Copy all of the material word for word, except for the pictures.

___

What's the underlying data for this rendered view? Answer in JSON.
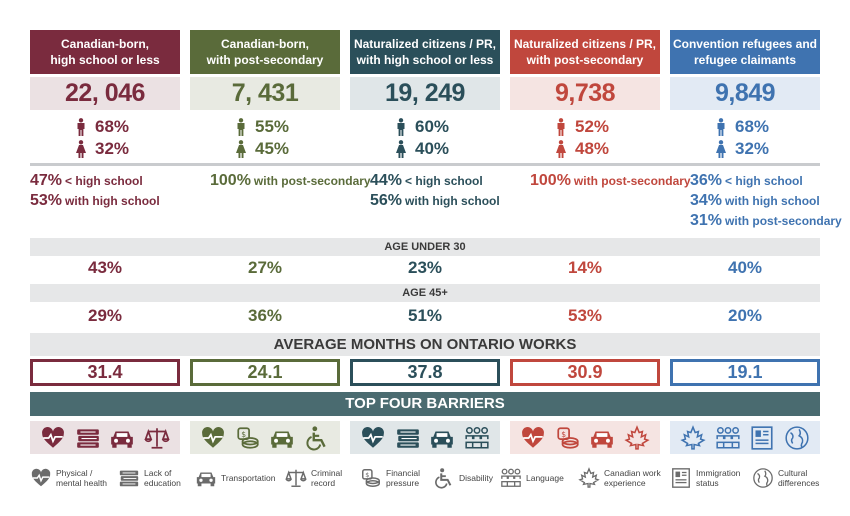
{
  "colors": {
    "col1": "#7a2b3e",
    "col1_light": "#ebe1e3",
    "col2": "#5a6b3a",
    "col2_light": "#e8eae2",
    "col3": "#2b4f5a",
    "col3_light": "#e0e6e8",
    "col4": "#c0473d",
    "col4_light": "#f5e4e2",
    "col5": "#3f73b0",
    "col5_light": "#e2eaf4",
    "band": "#e6e7e8",
    "banner": "#4a6b70"
  },
  "columns": [
    {
      "header": [
        "Canadian-born,",
        "high school or less"
      ],
      "total": "22, 046",
      "male": "68%",
      "female": "32%",
      "education": [
        {
          "pct": "47%",
          "text": "< high school"
        },
        {
          "pct": "53%",
          "text": "with high school"
        }
      ],
      "age_under_30": "43%",
      "age_45_plus": "29%",
      "months": "31.4"
    },
    {
      "header": [
        "Canadian-born,",
        "with post-secondary"
      ],
      "total": "7, 431",
      "male": "55%",
      "female": "45%",
      "education": [
        {
          "pct": "100%",
          "text": "with post-secondary"
        }
      ],
      "age_under_30": "27%",
      "age_45_plus": "36%",
      "months": "24.1"
    },
    {
      "header": [
        "Naturalized citizens / PR,",
        "with high school or less"
      ],
      "total": "19, 249",
      "male": "60%",
      "female": "40%",
      "education": [
        {
          "pct": "44%",
          "text": "< high school"
        },
        {
          "pct": "56%",
          "text": "with high school"
        }
      ],
      "age_under_30": "23%",
      "age_45_plus": "51%",
      "months": "37.8"
    },
    {
      "header": [
        "Naturalized citizens / PR,",
        "with post-secondary"
      ],
      "total": "9,738",
      "male": "52%",
      "female": "48%",
      "education": [
        {
          "pct": "100%",
          "text": "with post-secondary"
        }
      ],
      "age_under_30": "14%",
      "age_45_plus": "53%",
      "months": "30.9"
    },
    {
      "header": [
        "Convention refugees and",
        "refugee claimants"
      ],
      "total": "9,849",
      "male": "68%",
      "female": "32%",
      "education": [
        {
          "pct": "36%",
          "text": "< high school"
        },
        {
          "pct": "34%",
          "text": "with high school"
        },
        {
          "pct": "31%",
          "text": "with post-secondary"
        }
      ],
      "age_under_30": "40%",
      "age_45_plus": "20%",
      "months": "19.1"
    }
  ],
  "labels": {
    "age_under_30": "AGE UNDER 30",
    "age_45_plus": "AGE 45+",
    "avg_months": "AVERAGE MONTHS ON ONTARIO WORKS",
    "top_barriers": "TOP FOUR BARRIERS"
  },
  "barriers_by_column": [
    [
      "heart-pulse-icon",
      "books-icon",
      "car-icon",
      "scales-icon"
    ],
    [
      "heart-pulse-icon",
      "coins-icon",
      "car-icon",
      "wheelchair-icon"
    ],
    [
      "heart-pulse-icon",
      "books-icon",
      "car-icon",
      "people-icon"
    ],
    [
      "heart-pulse-icon",
      "coins-icon",
      "car-icon",
      "maple-leaf-icon"
    ],
    [
      "maple-leaf-icon",
      "people-icon",
      "document-icon",
      "globe-icon"
    ]
  ],
  "legend": [
    {
      "icon": "heart-pulse-icon",
      "label": [
        "Physical /",
        "mental health"
      ]
    },
    {
      "icon": "books-icon",
      "label": [
        "Lack of",
        "education"
      ]
    },
    {
      "icon": "car-icon",
      "label": [
        "Transportation"
      ]
    },
    {
      "icon": "scales-icon",
      "label": [
        "Criminal",
        "record"
      ]
    },
    {
      "icon": "coins-icon",
      "label": [
        "Financial",
        "pressure"
      ]
    },
    {
      "icon": "wheelchair-icon",
      "label": [
        "Disability"
      ]
    },
    {
      "icon": "people-icon",
      "label": [
        "Language"
      ]
    },
    {
      "icon": "maple-leaf-icon",
      "label": [
        "Canadian work",
        "experience"
      ]
    },
    {
      "icon": "document-icon",
      "label": [
        "Immigration",
        "status"
      ]
    },
    {
      "icon": "globe-icon",
      "label": [
        "Cultural",
        "differences"
      ]
    }
  ],
  "chart_data": {
    "type": "table",
    "categories": [
      "Canadian-born, high school or less",
      "Canadian-born, with post-secondary",
      "Naturalized citizens / PR, with high school or less",
      "Naturalized citizens / PR, with post-secondary",
      "Convention refugees and refugee claimants"
    ],
    "series": [
      {
        "values": [
          22046,
          7431,
          19249,
          9738,
          9849
        ]
      },
      {
        "values": [
          68,
          55,
          60,
          52,
          68
        ]
      },
      {
        "values": [
          32,
          45,
          40,
          48,
          32
        ]
      },
      {
        "name": "AGE UNDER 30",
        "values": [
          43,
          27,
          23,
          14,
          40
        ]
      },
      {
        "name": "AGE 45+",
        "values": [
          29,
          36,
          51,
          53,
          20
        ]
      },
      {
        "name": "AVERAGE MONTHS ON ONTARIO WORKS",
        "values": [
          31.4,
          24.1,
          37.8,
          30.9,
          19.1
        ]
      }
    ]
  }
}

___

### SOLUTION FOR THIS PROBLEM
What's the underlying data for this rendered view? Answer in JSON.
{
  "colors": {
    "col1": "#7a2b3e",
    "col1_light": "#ebe1e3",
    "col2": "#5a6b3a",
    "col2_light": "#e8eae2",
    "col3": "#2b4f5a",
    "col3_light": "#e0e6e8",
    "col4": "#c0473d",
    "col4_light": "#f5e4e2",
    "col5": "#3f73b0",
    "col5_light": "#e2eaf4",
    "band": "#e6e7e8",
    "banner": "#4a6b70"
  },
  "columns": [
    {
      "header": [
        "Canadian-born,",
        "high school or less"
      ],
      "total": "22, 046",
      "male": "68%",
      "female": "32%",
      "education": [
        {
          "pct": "47%",
          "text": "< high school"
        },
        {
          "pct": "53%",
          "text": "with high school"
        }
      ],
      "age_under_30": "43%",
      "age_45_plus": "29%",
      "months": "31.4"
    },
    {
      "header": [
        "Canadian-born,",
        "with post-secondary"
      ],
      "total": "7, 431",
      "male": "55%",
      "female": "45%",
      "education": [
        {
          "pct": "100%",
          "text": "with post-secondary"
        }
      ],
      "age_under_30": "27%",
      "age_45_plus": "36%",
      "months": "24.1"
    },
    {
      "header": [
        "Naturalized citizens / PR,",
        "with high school or less"
      ],
      "total": "19, 249",
      "male": "60%",
      "female": "40%",
      "education": [
        {
          "pct": "44%",
          "text": "< high school"
        },
        {
          "pct": "56%",
          "text": "with high school"
        }
      ],
      "age_under_30": "23%",
      "age_45_plus": "51%",
      "months": "37.8"
    },
    {
      "header": [
        "Naturalized citizens / PR,",
        "with post-secondary"
      ],
      "total": "9,738",
      "male": "52%",
      "female": "48%",
      "education": [
        {
          "pct": "100%",
          "text": "with post-secondary"
        }
      ],
      "age_under_30": "14%",
      "age_45_plus": "53%",
      "months": "30.9"
    },
    {
      "header": [
        "Convention refugees and",
        "refugee claimants"
      ],
      "total": "9,849",
      "male": "68%",
      "female": "32%",
      "education": [
        {
          "pct": "36%",
          "text": "< high school"
        },
        {
          "pct": "34%",
          "text": "with high school"
        },
        {
          "pct": "31%",
          "text": "with post-secondary"
        }
      ],
      "age_under_30": "40%",
      "age_45_plus": "20%",
      "months": "19.1"
    }
  ],
  "labels": {
    "age_under_30": "AGE UNDER 30",
    "age_45_plus": "AGE 45+",
    "avg_months": "AVERAGE MONTHS ON ONTARIO WORKS",
    "top_barriers": "TOP FOUR BARRIERS"
  },
  "barriers_by_column": [
    [
      "heart-pulse-icon",
      "books-icon",
      "car-icon",
      "scales-icon"
    ],
    [
      "heart-pulse-icon",
      "coins-icon",
      "car-icon",
      "wheelchair-icon"
    ],
    [
      "heart-pulse-icon",
      "books-icon",
      "car-icon",
      "people-icon"
    ],
    [
      "heart-pulse-icon",
      "coins-icon",
      "car-icon",
      "maple-leaf-icon"
    ],
    [
      "maple-leaf-icon",
      "people-icon",
      "document-icon",
      "globe-icon"
    ]
  ],
  "legend": [
    {
      "icon": "heart-pulse-icon",
      "label": [
        "Physical /",
        "mental health"
      ]
    },
    {
      "icon": "books-icon",
      "label": [
        "Lack of",
        "education"
      ]
    },
    {
      "icon": "car-icon",
      "label": [
        "Transportation"
      ]
    },
    {
      "icon": "scales-icon",
      "label": [
        "Criminal",
        "record"
      ]
    },
    {
      "icon": "coins-icon",
      "label": [
        "Financial",
        "pressure"
      ]
    },
    {
      "icon": "wheelchair-icon",
      "label": [
        "Disability"
      ]
    },
    {
      "icon": "people-icon",
      "label": [
        "Language"
      ]
    },
    {
      "icon": "maple-leaf-icon",
      "label": [
        "Canadian work",
        "experience"
      ]
    },
    {
      "icon": "document-icon",
      "label": [
        "Immigration",
        "status"
      ]
    },
    {
      "icon": "globe-icon",
      "label": [
        "Cultural",
        "differences"
      ]
    }
  ],
  "chart_data": {
    "type": "table",
    "categories": [
      "Canadian-born, high school or less",
      "Canadian-born, with post-secondary",
      "Naturalized citizens / PR, with high school or less",
      "Naturalized citizens / PR, with post-secondary",
      "Convention refugees and refugee claimants"
    ],
    "series": [
      {
        "values": [
          22046,
          7431,
          19249,
          9738,
          9849
        ]
      },
      {
        "values": [
          68,
          55,
          60,
          52,
          68
        ]
      },
      {
        "values": [
          32,
          45,
          40,
          48,
          32
        ]
      },
      {
        "name": "AGE UNDER 30",
        "values": [
          43,
          27,
          23,
          14,
          40
        ]
      },
      {
        "name": "AGE 45+",
        "values": [
          29,
          36,
          51,
          53,
          20
        ]
      },
      {
        "name": "AVERAGE MONTHS ON ONTARIO WORKS",
        "values": [
          31.4,
          24.1,
          37.8,
          30.9,
          19.1
        ]
      }
    ]
  }
}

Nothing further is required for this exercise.